▶ _Exercise task_
Repeat every entry word for word, but leave the images out of your copy.

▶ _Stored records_

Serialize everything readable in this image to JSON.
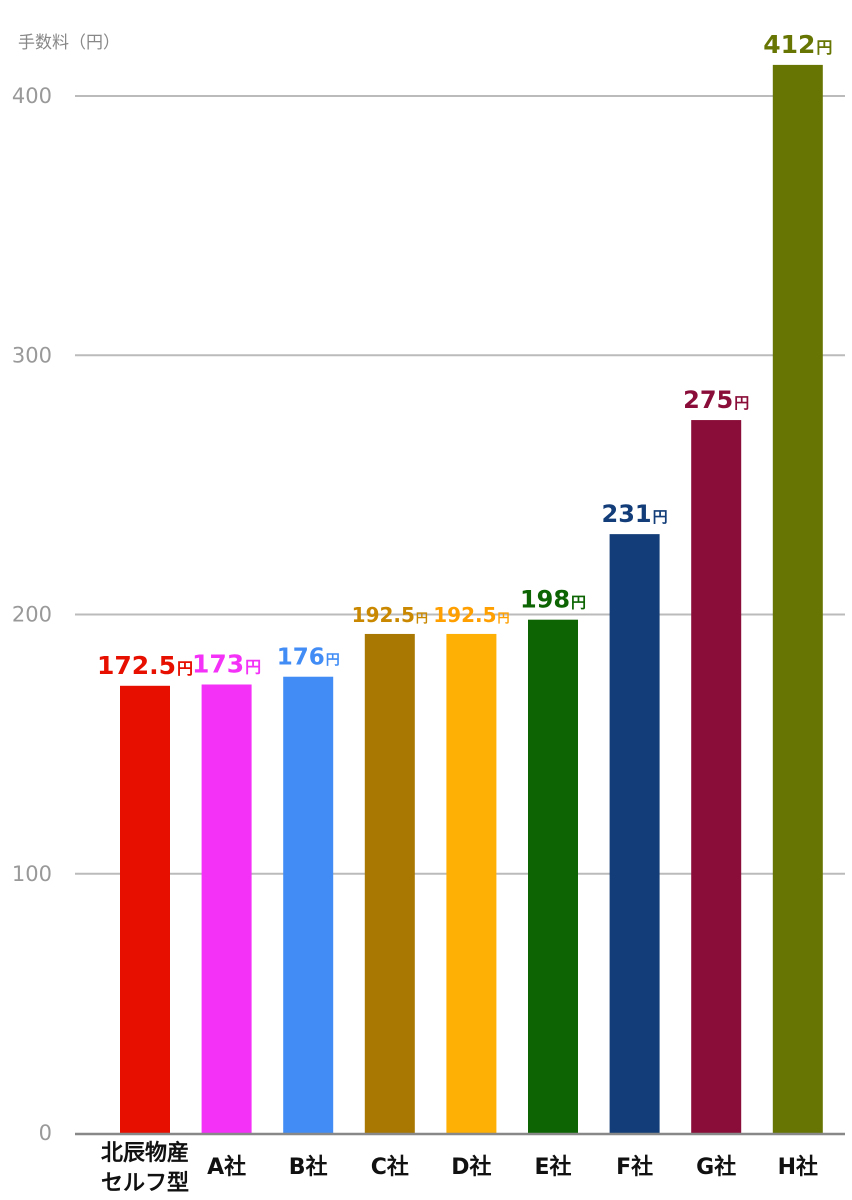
{
  "chart_data": {
    "type": "bar",
    "ylabel": "手数料（円）",
    "ylim": [
      0,
      400
    ],
    "yticks": [
      0,
      100,
      200,
      300,
      400
    ],
    "grid": true,
    "categories": [
      [
        "北辰物産",
        "セルフ型"
      ],
      [
        "A社"
      ],
      [
        "B社"
      ],
      [
        "C社"
      ],
      [
        "D社"
      ],
      [
        "E社"
      ],
      [
        "F社"
      ],
      [
        "G社"
      ],
      [
        "H社"
      ]
    ],
    "values": [
      172.5,
      173,
      176,
      192.5,
      192.5,
      198,
      231,
      275,
      412
    ],
    "data_labels": [
      "172.5",
      "173",
      "176",
      "192.5",
      "192.5",
      "198",
      "231",
      "275",
      "412"
    ],
    "unit": "円",
    "colors": [
      "#e60f00",
      "#f331f7",
      "#428df5",
      "#a97802",
      "#ffb005",
      "#0c6502",
      "#123d78",
      "#890d38",
      "#677503"
    ],
    "label_colors": [
      "#e60f00",
      "#f331f7",
      "#428df5",
      "#c98800",
      "#ff9f00",
      "#0c6502",
      "#123d78",
      "#890d38",
      "#677503"
    ],
    "category_label_colors": [
      "#e60f00",
      "#111111",
      "#111111",
      "#111111",
      "#111111",
      "#111111",
      "#111111",
      "#111111",
      "#111111"
    ]
  }
}
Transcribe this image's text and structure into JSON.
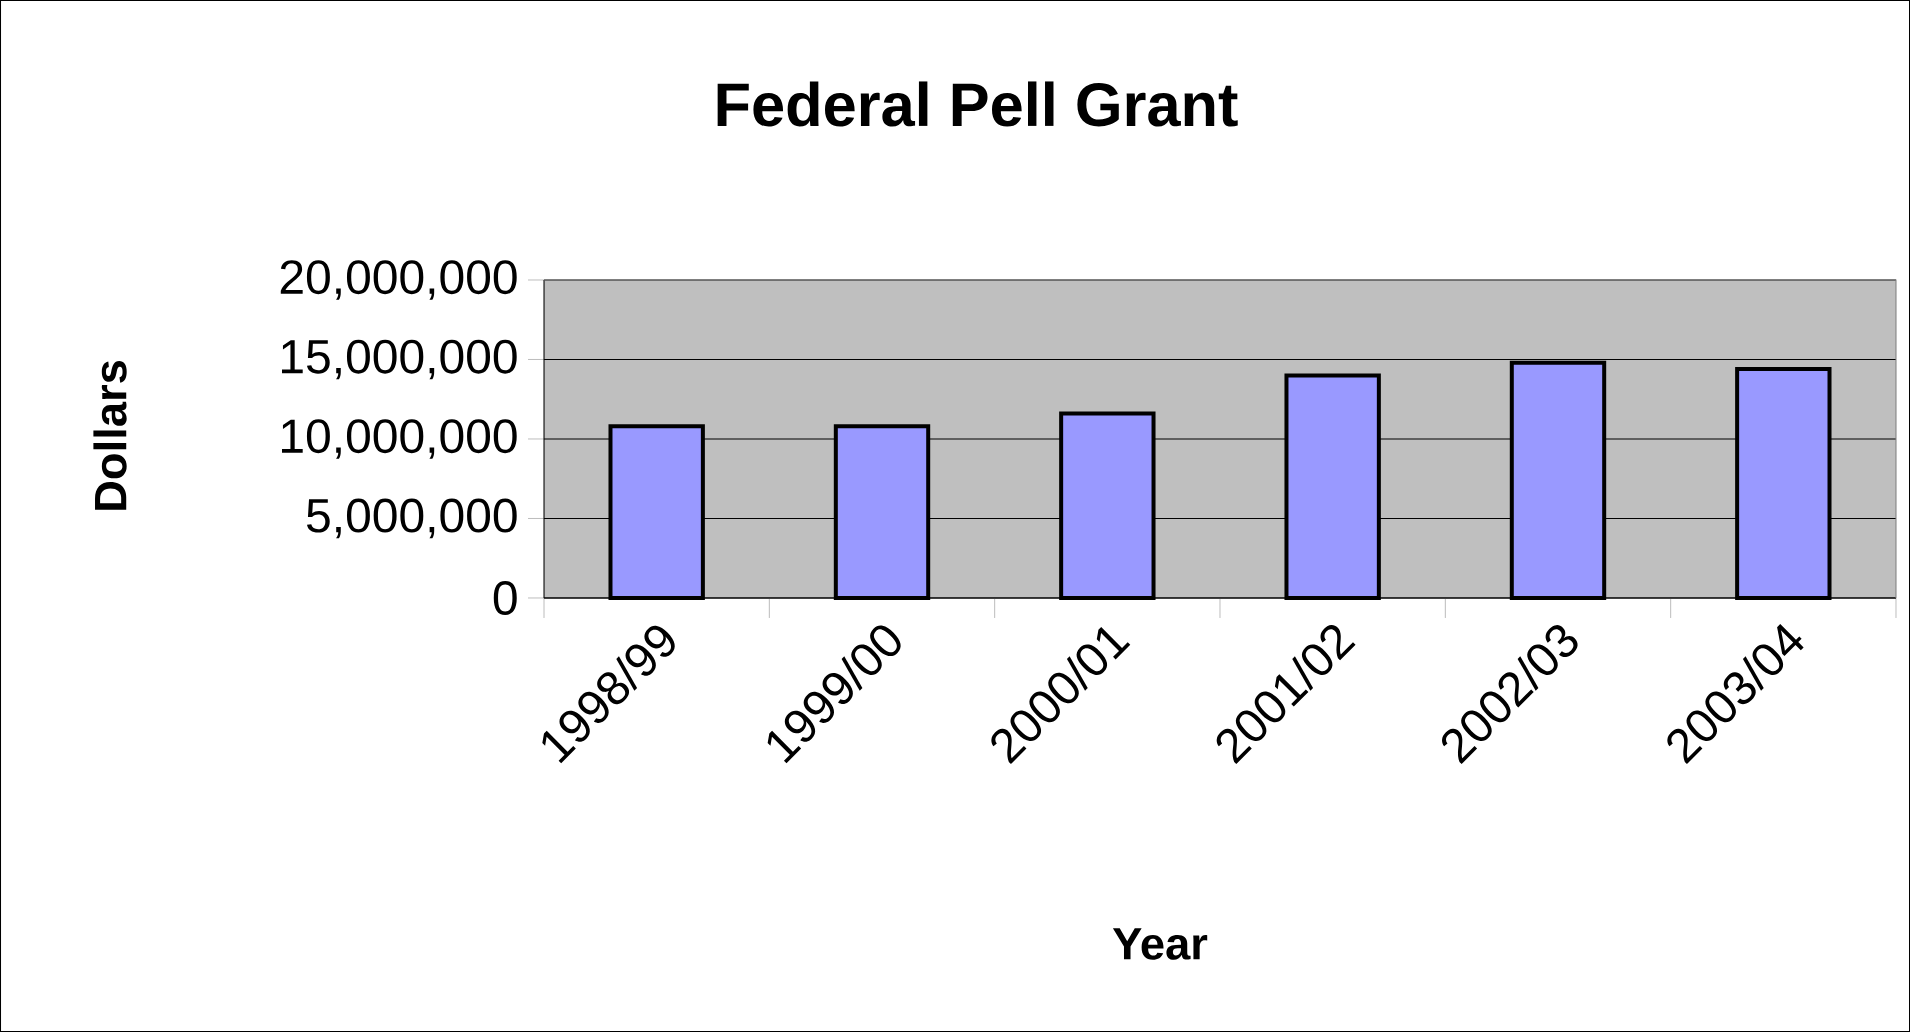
{
  "chart_data": {
    "type": "bar",
    "title": "Federal Pell Grant",
    "xlabel": "Year",
    "ylabel": "Dollars",
    "categories": [
      "1998/99",
      "1999/00",
      "2000/01",
      "2001/02",
      "2002/03",
      "2003/04"
    ],
    "values": [
      10800000,
      10800000,
      11600000,
      14000000,
      14800000,
      14400000
    ],
    "color": "#9999ff",
    "ylim": [
      0,
      20000000
    ],
    "yticks": [
      0,
      {
        "value": 5000000,
        "label": "5,000,000"
      },
      {
        "value": 10000000,
        "label": "10,000,000"
      },
      {
        "value": 15000000,
        "label": "15,000,000"
      },
      {
        "value": 20000000,
        "label": "20,000,000"
      }
    ],
    "grid": "y"
  }
}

▶ _Response_
Serialize everything readable in this image to JSON.
{
  "chart_data": {
    "type": "bar",
    "ylabel": "手数料（円）",
    "ylim": [
      0,
      400
    ],
    "yticks": [
      0,
      100,
      200,
      300,
      400
    ],
    "grid": true,
    "categories": [
      [
        "北辰物産",
        "セルフ型"
      ],
      [
        "A社"
      ],
      [
        "B社"
      ],
      [
        "C社"
      ],
      [
        "D社"
      ],
      [
        "E社"
      ],
      [
        "F社"
      ],
      [
        "G社"
      ],
      [
        "H社"
      ]
    ],
    "values": [
      172.5,
      173,
      176,
      192.5,
      192.5,
      198,
      231,
      275,
      412
    ],
    "data_labels": [
      "172.5",
      "173",
      "176",
      "192.5",
      "192.5",
      "198",
      "231",
      "275",
      "412"
    ],
    "unit": "円",
    "colors": [
      "#e60f00",
      "#f331f7",
      "#428df5",
      "#a97802",
      "#ffb005",
      "#0c6502",
      "#123d78",
      "#890d38",
      "#677503"
    ],
    "label_colors": [
      "#e60f00",
      "#f331f7",
      "#428df5",
      "#c98800",
      "#ff9f00",
      "#0c6502",
      "#123d78",
      "#890d38",
      "#677503"
    ],
    "category_label_colors": [
      "#e60f00",
      "#111111",
      "#111111",
      "#111111",
      "#111111",
      "#111111",
      "#111111",
      "#111111",
      "#111111"
    ]
  }
}
Transcribe this image's text and structure into JSON.
{
  "chart_data": {
    "type": "bar",
    "title": "Federal Pell Grant",
    "xlabel": "Year",
    "ylabel": "Dollars",
    "categories": [
      "1998/99",
      "1999/00",
      "2000/01",
      "2001/02",
      "2002/03",
      "2003/04"
    ],
    "values": [
      10800000,
      10800000,
      11600000,
      14000000,
      14800000,
      14400000
    ],
    "color": "#9999ff",
    "ylim": [
      0,
      20000000
    ],
    "yticks": [
      0,
      {
        "value": 5000000,
        "label": "5,000,000"
      },
      {
        "value": 10000000,
        "label": "10,000,000"
      },
      {
        "value": 15000000,
        "label": "15,000,000"
      },
      {
        "value": 20000000,
        "label": "20,000,000"
      }
    ],
    "grid": "y"
  }
}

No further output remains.